Goal of the exercise.
Output every entry exactly as written, but omit the pictures.

## Begin

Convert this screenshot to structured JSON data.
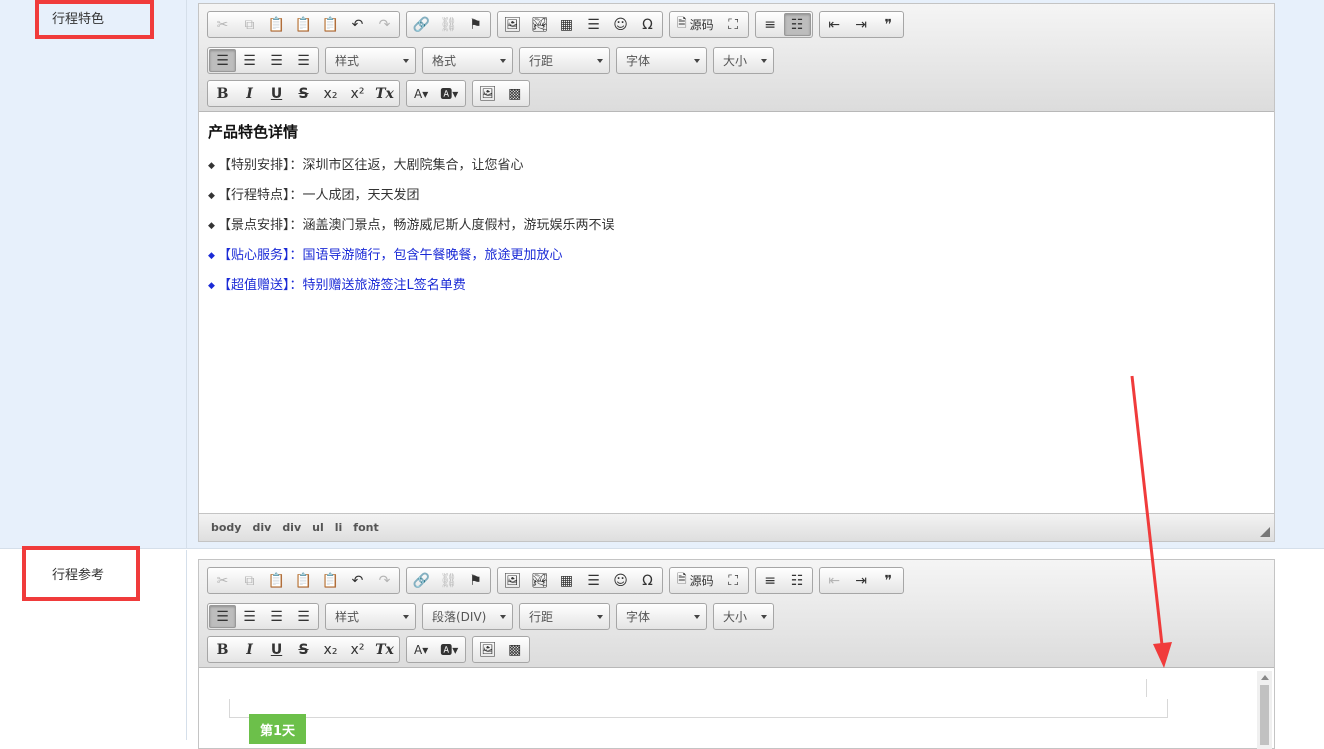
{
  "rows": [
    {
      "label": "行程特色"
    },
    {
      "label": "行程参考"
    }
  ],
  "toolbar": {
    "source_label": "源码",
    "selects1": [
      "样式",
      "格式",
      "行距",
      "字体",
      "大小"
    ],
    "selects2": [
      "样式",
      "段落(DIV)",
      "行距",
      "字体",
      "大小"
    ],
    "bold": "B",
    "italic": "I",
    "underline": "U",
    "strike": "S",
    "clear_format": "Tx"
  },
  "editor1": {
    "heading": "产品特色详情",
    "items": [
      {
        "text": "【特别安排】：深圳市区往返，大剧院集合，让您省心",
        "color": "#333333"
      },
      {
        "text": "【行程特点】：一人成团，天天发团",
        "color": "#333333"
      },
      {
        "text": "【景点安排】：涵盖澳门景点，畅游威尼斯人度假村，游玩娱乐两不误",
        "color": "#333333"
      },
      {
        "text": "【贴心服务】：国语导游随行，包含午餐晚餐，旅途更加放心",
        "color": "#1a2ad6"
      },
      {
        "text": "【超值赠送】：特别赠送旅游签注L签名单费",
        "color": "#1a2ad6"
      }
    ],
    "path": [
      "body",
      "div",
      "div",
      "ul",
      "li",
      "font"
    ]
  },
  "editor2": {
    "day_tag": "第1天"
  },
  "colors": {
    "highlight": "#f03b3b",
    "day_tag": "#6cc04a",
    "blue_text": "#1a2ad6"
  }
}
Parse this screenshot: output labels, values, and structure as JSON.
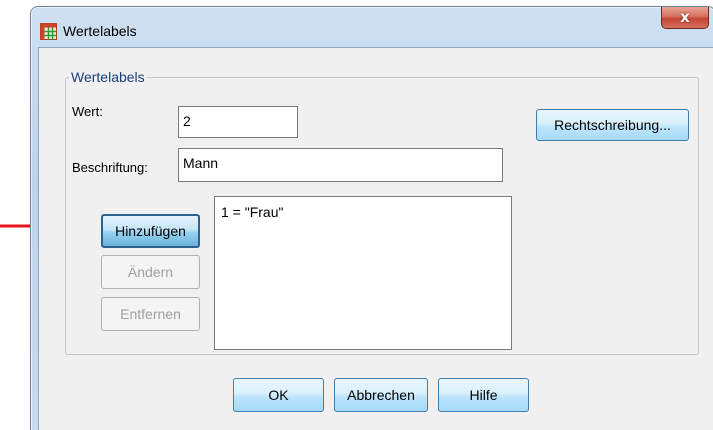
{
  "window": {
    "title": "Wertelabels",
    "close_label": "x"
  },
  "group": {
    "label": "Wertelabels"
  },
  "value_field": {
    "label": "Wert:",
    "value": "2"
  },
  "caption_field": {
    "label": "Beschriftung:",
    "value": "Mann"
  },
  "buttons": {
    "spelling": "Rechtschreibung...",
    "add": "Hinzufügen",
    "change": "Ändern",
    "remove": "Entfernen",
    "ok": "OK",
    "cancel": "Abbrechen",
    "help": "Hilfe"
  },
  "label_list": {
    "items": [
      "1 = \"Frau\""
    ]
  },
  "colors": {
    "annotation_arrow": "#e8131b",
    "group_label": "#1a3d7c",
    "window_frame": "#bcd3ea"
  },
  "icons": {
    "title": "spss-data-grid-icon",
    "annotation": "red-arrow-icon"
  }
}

## End

Answer to this task.
Convert this screenshot to structured JSON data.
{
  "rows": [
    {
      "label": "行程特色"
    },
    {
      "label": "行程参考"
    }
  ],
  "toolbar": {
    "source_label": "源码",
    "selects1": [
      "样式",
      "格式",
      "行距",
      "字体",
      "大小"
    ],
    "selects2": [
      "样式",
      "段落(DIV)",
      "行距",
      "字体",
      "大小"
    ],
    "bold": "B",
    "italic": "I",
    "underline": "U",
    "strike": "S",
    "clear_format": "Tx"
  },
  "editor1": {
    "heading": "产品特色详情",
    "items": [
      {
        "text": "【特别安排】：深圳市区往返，大剧院集合，让您省心",
        "color": "#333333"
      },
      {
        "text": "【行程特点】：一人成团，天天发团",
        "color": "#333333"
      },
      {
        "text": "【景点安排】：涵盖澳门景点，畅游威尼斯人度假村，游玩娱乐两不误",
        "color": "#333333"
      },
      {
        "text": "【贴心服务】：国语导游随行，包含午餐晚餐，旅途更加放心",
        "color": "#1a2ad6"
      },
      {
        "text": "【超值赠送】：特别赠送旅游签注L签名单费",
        "color": "#1a2ad6"
      }
    ],
    "path": [
      "body",
      "div",
      "div",
      "ul",
      "li",
      "font"
    ]
  },
  "editor2": {
    "day_tag": "第1天"
  },
  "colors": {
    "highlight": "#f03b3b",
    "day_tag": "#6cc04a",
    "blue_text": "#1a2ad6"
  }
}
Parse this screenshot: output labels, values, and structure as JSON.
{
  "window": {
    "title": "Wertelabels",
    "close_label": "x"
  },
  "group": {
    "label": "Wertelabels"
  },
  "value_field": {
    "label": "Wert:",
    "value": "2"
  },
  "caption_field": {
    "label": "Beschriftung:",
    "value": "Mann"
  },
  "buttons": {
    "spelling": "Rechtschreibung...",
    "add": "Hinzufügen",
    "change": "Ändern",
    "remove": "Entfernen",
    "ok": "OK",
    "cancel": "Abbrechen",
    "help": "Hilfe"
  },
  "label_list": {
    "items": [
      "1 = \"Frau\""
    ]
  },
  "colors": {
    "annotation_arrow": "#e8131b",
    "group_label": "#1a3d7c",
    "window_frame": "#bcd3ea"
  },
  "icons": {
    "title": "spss-data-grid-icon",
    "annotation": "red-arrow-icon"
  }
}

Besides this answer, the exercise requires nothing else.